Stated exercise:
Where does the string "Fernando" appear in the records? Copy every line that contains it.

··· Records to process ···

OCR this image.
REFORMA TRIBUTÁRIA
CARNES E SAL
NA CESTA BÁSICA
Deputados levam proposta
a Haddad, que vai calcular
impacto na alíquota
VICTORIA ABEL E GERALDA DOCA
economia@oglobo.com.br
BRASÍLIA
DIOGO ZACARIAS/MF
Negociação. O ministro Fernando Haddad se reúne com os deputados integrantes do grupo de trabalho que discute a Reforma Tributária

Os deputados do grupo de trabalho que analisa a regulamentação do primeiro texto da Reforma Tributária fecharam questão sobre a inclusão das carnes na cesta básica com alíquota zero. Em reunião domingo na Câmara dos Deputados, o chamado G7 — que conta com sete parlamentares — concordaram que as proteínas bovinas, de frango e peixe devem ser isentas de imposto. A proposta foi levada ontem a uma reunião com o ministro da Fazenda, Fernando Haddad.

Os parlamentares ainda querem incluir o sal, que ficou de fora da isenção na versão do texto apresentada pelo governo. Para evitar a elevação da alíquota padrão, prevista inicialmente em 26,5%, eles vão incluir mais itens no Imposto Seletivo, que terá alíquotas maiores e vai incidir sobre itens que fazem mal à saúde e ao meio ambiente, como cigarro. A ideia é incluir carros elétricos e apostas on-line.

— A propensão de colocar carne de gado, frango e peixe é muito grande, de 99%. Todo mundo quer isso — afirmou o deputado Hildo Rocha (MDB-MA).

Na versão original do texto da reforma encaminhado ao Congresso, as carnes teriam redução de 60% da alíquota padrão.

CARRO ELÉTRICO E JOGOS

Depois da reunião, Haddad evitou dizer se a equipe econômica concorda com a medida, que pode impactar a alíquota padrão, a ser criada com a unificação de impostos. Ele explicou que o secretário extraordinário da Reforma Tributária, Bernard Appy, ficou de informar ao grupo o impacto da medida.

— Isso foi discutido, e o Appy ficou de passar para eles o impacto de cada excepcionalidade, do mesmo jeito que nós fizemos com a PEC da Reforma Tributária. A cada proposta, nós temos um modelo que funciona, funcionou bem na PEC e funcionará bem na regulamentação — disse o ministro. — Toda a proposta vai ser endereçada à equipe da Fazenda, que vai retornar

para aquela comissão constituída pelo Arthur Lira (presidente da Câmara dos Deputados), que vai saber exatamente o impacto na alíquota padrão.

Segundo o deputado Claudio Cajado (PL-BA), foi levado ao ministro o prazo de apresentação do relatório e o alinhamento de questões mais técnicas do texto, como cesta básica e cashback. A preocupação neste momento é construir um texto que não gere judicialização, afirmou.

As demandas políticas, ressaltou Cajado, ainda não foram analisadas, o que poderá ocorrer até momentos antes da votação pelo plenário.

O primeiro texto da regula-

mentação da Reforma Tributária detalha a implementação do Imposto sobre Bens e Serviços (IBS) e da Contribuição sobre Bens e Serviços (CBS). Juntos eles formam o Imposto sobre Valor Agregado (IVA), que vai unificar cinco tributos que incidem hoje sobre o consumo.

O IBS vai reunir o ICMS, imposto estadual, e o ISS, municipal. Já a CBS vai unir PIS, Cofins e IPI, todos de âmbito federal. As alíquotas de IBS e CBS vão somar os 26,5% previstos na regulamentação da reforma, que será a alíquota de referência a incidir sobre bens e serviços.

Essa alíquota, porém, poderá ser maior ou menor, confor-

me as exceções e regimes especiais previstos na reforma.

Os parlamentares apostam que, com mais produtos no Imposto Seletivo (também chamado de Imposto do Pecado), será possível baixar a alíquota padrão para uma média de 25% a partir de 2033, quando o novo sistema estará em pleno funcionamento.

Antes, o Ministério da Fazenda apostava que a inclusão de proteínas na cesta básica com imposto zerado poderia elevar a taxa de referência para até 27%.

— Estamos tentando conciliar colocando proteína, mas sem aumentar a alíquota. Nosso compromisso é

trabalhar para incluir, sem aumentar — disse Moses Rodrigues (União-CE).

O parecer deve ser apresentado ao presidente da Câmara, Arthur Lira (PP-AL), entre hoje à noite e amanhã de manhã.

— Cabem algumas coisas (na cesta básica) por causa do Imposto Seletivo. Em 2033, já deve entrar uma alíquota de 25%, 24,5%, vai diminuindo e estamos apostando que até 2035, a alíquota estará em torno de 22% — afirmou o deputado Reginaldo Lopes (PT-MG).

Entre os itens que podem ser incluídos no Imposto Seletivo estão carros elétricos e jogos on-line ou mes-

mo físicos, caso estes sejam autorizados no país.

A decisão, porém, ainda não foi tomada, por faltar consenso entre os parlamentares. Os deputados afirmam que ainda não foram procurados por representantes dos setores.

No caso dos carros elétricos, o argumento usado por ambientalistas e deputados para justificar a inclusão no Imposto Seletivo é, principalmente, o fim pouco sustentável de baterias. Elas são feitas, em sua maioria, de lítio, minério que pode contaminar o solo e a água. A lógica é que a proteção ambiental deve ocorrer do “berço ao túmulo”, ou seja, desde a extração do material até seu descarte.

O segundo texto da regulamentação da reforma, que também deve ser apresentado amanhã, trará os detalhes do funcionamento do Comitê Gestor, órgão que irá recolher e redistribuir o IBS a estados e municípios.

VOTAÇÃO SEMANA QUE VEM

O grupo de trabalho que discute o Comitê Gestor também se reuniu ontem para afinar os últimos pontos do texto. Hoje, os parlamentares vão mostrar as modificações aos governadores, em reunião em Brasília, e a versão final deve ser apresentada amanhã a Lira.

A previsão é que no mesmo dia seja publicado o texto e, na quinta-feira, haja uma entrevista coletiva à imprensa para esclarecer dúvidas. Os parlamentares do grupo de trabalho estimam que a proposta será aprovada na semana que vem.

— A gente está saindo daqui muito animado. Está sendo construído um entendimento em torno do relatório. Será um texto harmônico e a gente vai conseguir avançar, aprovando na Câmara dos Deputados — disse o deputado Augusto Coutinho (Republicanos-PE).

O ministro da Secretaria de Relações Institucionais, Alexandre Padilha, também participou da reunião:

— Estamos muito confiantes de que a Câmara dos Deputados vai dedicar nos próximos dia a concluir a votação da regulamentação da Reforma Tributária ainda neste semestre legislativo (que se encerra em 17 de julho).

···

Exercise response:
Negociação. O ministro Fernando Haddad se reúne com os deputados integrantes do grupo de trabalho que discute a Reforma Tributária
Os deputados do grupo de trabalho que analisa a regulamentação do primeiro texto da Reforma Tributária fecharam questão sobre a inclusão das carnes na cesta básica com alíquota zero. Em reunião domingo na Câmara dos Deputados, o chamado G7 — que conta com sete parlamentares — concordaram que as proteínas bovinas, de frango e peixe devem ser isentas de imposto. A proposta foi levada ontem a uma reunião com o ministro da Fazenda, Fernando Haddad.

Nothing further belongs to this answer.